→ Request:
For each line of the data below that holds "label", copy the line.
──────── Rows ────────
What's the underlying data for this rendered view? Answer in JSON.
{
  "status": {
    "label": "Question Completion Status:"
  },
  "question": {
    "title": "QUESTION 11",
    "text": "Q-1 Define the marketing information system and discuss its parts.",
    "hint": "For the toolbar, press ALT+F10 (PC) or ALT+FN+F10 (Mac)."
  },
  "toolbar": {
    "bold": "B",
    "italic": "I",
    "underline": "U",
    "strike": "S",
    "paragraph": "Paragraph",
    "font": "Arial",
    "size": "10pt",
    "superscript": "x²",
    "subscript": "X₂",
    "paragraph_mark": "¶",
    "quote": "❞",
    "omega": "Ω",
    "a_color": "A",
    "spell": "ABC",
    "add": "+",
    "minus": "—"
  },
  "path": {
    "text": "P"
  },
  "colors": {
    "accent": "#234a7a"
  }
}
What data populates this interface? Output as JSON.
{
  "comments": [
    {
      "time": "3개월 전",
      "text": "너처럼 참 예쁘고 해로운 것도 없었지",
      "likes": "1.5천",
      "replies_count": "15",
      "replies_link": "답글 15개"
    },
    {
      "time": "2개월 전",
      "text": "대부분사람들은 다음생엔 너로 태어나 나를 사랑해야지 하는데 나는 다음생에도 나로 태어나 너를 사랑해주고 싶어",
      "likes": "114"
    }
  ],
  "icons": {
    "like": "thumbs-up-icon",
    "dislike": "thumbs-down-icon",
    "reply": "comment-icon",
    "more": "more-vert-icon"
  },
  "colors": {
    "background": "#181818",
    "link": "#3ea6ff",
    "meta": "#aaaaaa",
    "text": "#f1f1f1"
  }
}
────────
──────── Rows ────────
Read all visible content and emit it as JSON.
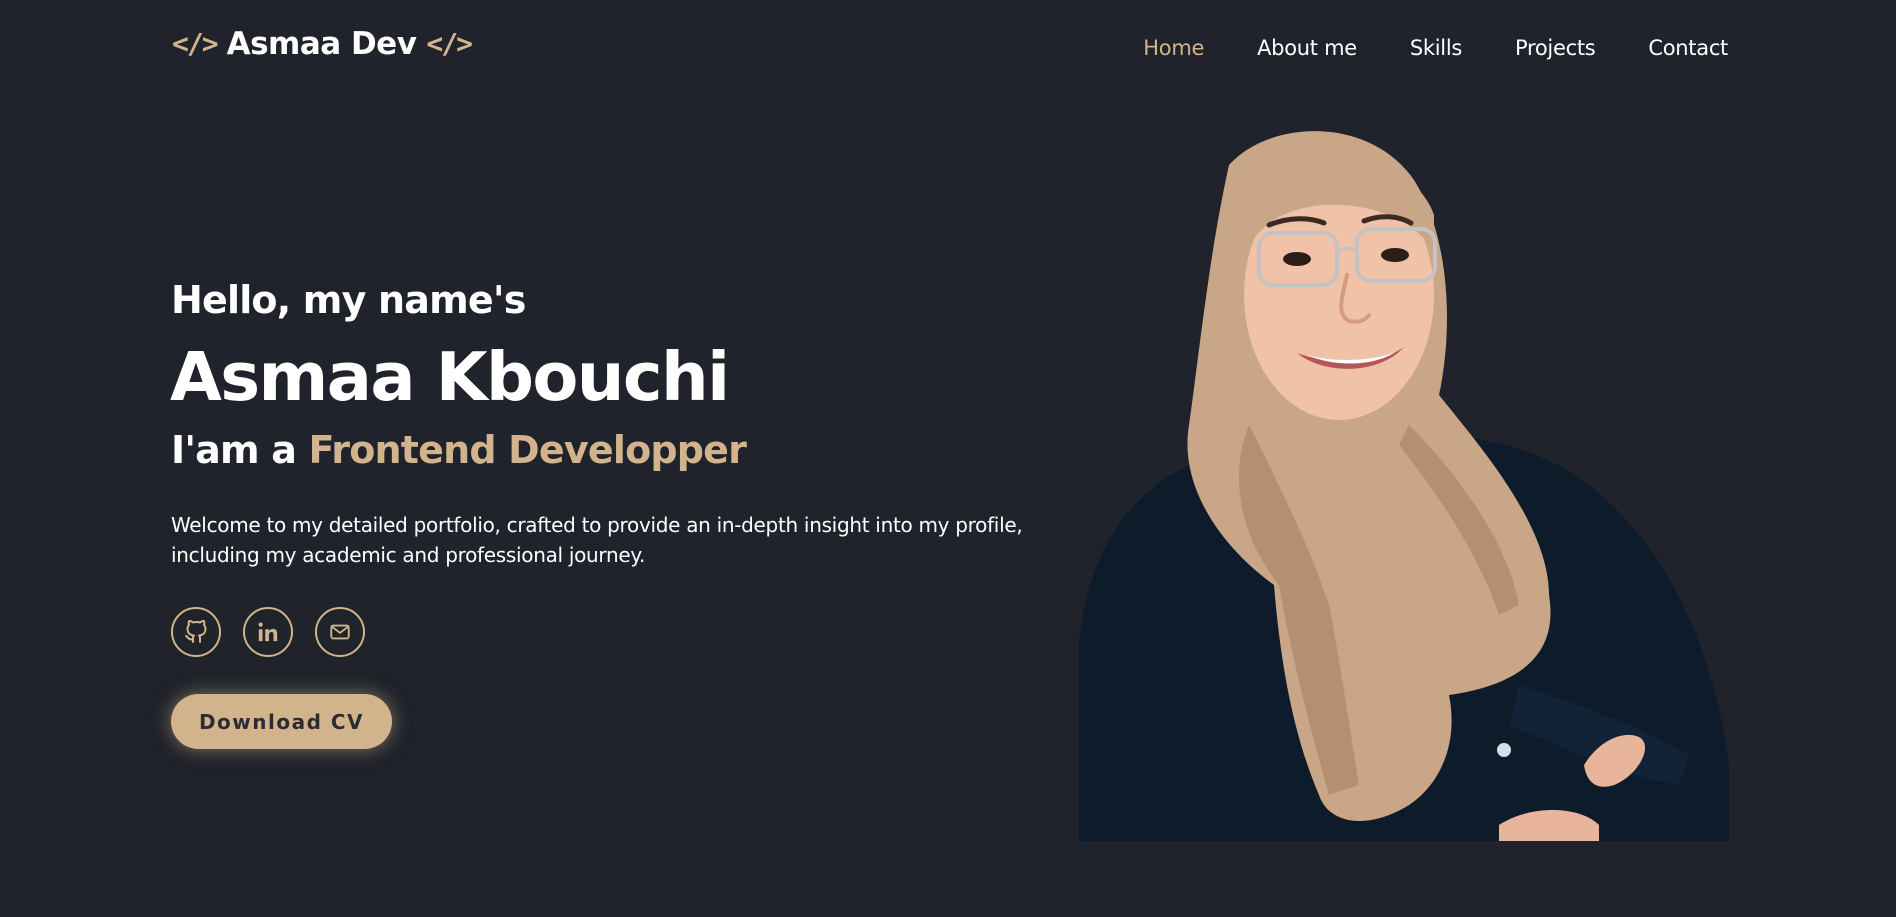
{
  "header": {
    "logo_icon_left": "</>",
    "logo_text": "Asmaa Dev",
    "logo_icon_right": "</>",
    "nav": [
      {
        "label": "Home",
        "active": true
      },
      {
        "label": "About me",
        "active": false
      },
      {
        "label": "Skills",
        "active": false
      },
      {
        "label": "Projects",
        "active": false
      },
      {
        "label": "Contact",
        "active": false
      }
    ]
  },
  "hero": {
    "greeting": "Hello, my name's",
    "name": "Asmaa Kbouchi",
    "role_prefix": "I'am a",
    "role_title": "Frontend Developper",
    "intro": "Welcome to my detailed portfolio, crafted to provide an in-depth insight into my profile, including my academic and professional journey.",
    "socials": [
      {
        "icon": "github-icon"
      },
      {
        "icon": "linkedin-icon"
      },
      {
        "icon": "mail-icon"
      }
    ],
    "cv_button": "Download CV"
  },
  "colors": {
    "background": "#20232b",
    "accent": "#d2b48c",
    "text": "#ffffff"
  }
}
────────
→ Written answer:
    "label": "Question Completion Status:"
        "label": "Home",
        "label": "About me",
        "label": "Skills",
        "label": "Projects",
        "label": "Contact",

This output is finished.